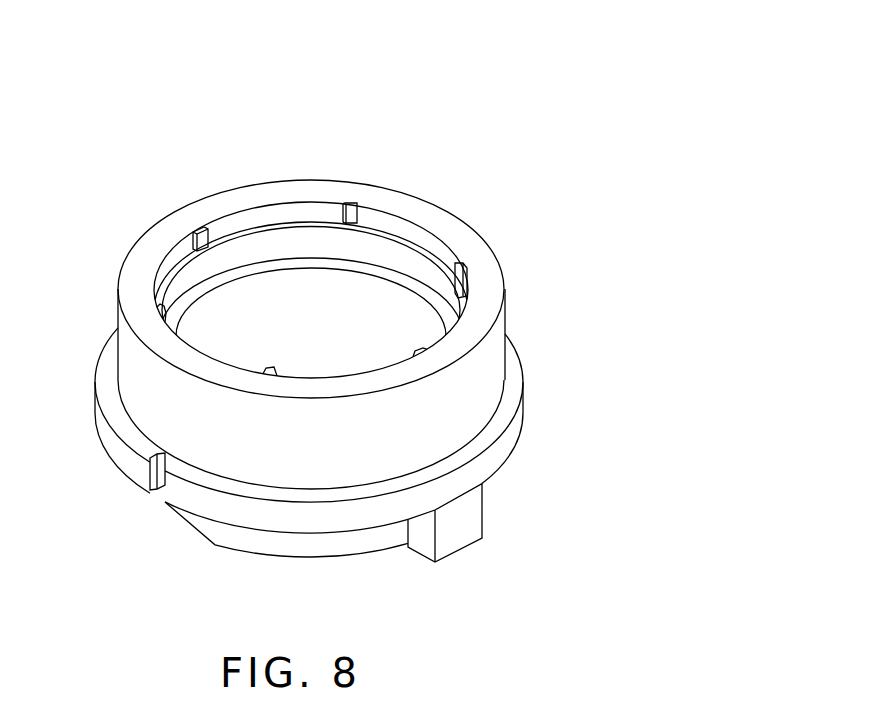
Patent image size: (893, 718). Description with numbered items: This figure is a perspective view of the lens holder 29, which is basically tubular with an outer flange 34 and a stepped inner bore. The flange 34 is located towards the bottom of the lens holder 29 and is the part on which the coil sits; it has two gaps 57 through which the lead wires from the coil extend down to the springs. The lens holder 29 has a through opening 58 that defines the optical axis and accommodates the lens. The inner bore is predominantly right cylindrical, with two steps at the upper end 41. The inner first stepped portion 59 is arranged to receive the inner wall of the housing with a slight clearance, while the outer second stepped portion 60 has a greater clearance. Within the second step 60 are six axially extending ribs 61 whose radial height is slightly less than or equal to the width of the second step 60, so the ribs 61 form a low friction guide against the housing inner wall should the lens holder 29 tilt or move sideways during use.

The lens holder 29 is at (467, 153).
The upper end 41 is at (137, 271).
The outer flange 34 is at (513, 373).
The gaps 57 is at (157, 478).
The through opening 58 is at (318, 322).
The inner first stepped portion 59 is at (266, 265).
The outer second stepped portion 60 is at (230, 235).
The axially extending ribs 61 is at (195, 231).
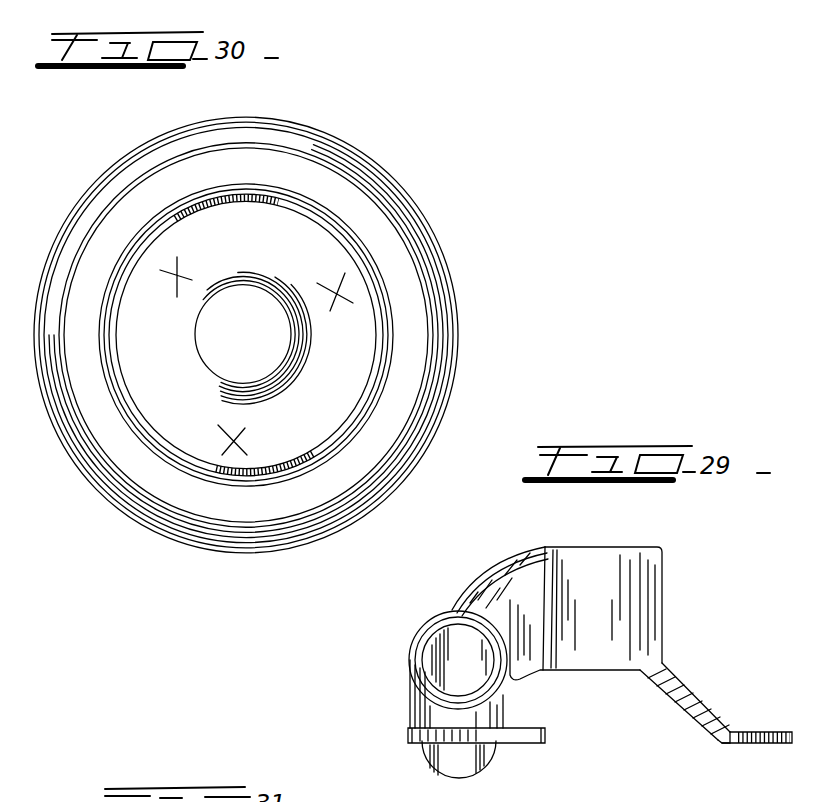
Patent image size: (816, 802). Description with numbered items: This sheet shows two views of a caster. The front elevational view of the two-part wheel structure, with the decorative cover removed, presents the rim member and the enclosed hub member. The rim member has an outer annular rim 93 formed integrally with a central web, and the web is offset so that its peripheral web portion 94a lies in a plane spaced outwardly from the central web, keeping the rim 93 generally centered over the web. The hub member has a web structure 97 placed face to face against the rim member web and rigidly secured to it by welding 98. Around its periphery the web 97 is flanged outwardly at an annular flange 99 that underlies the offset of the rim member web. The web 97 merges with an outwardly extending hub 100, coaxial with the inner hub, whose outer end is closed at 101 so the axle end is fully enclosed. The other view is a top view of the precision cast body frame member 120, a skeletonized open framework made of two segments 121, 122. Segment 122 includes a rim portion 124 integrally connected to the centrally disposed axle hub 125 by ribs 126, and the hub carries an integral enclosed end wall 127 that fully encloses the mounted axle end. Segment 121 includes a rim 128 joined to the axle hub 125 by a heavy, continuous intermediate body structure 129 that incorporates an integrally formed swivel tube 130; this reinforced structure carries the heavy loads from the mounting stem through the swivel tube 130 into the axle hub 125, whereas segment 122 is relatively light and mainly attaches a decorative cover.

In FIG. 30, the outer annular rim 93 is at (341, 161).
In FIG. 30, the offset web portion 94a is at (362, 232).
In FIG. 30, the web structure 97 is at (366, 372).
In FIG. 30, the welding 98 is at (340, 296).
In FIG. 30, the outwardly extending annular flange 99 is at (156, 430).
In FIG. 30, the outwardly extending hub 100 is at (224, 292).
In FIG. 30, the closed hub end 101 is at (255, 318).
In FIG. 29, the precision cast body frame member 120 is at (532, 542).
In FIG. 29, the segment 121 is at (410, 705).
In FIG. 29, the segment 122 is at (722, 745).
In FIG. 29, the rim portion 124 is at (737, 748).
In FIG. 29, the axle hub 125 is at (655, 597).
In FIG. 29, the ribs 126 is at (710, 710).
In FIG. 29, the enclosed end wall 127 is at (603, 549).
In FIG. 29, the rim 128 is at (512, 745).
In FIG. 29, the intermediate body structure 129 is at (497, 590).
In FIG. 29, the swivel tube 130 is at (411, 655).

□ □ □

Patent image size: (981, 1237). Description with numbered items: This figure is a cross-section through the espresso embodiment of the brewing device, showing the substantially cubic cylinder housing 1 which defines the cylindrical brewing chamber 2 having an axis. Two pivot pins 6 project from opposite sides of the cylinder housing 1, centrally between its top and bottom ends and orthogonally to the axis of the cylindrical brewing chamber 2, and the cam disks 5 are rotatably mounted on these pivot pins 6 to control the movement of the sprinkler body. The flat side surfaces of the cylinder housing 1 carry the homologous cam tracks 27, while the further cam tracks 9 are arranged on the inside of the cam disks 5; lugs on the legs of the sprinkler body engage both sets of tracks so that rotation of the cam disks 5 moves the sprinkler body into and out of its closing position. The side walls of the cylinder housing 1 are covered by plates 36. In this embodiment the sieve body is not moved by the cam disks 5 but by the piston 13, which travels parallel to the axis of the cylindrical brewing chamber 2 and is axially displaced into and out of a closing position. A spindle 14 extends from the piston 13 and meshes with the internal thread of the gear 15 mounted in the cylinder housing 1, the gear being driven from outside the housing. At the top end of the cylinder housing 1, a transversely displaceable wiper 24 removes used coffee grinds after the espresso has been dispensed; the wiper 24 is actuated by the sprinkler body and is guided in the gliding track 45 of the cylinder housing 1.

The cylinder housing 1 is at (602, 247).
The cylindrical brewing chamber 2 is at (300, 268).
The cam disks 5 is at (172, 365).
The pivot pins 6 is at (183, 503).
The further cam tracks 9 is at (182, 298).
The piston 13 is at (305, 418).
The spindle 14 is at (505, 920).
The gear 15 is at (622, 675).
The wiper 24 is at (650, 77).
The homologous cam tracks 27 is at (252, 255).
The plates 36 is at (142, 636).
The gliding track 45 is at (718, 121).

□ □ □

- **The problem**
Recast everything from the line containing "Patent image size: (893, 718)." down to the line containing "The gaps 57 is at (157, 478)." as a Markdown table with the columns Row and Line. Number each line in Row and leave out blank lines.

- **Finished answer**
| Row | Line |
|---|---|
| 1 | Patent image size: (893, 718). Description with numbered items: This figure is a perspective view of the lens holder 29, which is basically tubular with an outer flange 34 and a stepped inner bore. The flange 34 is located towards the bottom of the lens holder 29 and is the part on which the coil sits; it has two gaps 57 through which the lead wires from the coil extend down to the springs. The lens holder 29 has a through opening 58 that defines the optical axis and accommodates the lens. The inner bore is predominantly right cylindrical, with two steps at the upper end 41. The inner first stepped portion 59 is arranged to receive the inner wall of the housing with a slight clearance, while the outer second stepped portion 60 has a greater clearance. Within the second step 60 are six axially extending ribs 61 whose radial height is slightly less than or equal to the width of the second step 60, so the ribs 61 form a low friction guide against the housing inner wall should the lens holder 29 tilt or move sideways during use. |
| 2 | The lens holder 29 is at (467, 153). |
| 3 | The upper end 41 is at (137, 271). |
| 4 | The outer flange 34 is at (513, 373). |
| 5 | The gaps 57 is at (157, 478). |